What the task asks: Pull every line of the entries that has the word "Margin".

Collection entries:
# # #
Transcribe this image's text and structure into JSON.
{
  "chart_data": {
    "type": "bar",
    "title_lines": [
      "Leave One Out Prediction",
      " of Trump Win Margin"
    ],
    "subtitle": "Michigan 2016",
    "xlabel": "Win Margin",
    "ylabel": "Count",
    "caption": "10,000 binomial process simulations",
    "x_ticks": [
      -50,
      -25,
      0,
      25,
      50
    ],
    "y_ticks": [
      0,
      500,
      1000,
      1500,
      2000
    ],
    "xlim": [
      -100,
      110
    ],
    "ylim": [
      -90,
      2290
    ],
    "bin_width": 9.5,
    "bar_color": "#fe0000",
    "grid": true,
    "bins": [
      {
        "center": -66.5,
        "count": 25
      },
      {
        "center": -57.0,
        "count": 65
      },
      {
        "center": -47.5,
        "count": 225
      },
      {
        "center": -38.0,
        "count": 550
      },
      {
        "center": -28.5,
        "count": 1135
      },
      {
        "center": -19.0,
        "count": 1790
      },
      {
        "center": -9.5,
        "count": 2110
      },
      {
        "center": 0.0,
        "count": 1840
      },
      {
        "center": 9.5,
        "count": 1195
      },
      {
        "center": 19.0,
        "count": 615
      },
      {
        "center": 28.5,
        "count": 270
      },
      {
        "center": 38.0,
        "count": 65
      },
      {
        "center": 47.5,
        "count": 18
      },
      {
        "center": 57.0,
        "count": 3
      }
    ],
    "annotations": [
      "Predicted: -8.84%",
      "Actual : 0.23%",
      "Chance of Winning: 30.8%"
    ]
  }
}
# # #
Complete response:
      " of Trump Win Margin"
    "xlabel": "Win Margin",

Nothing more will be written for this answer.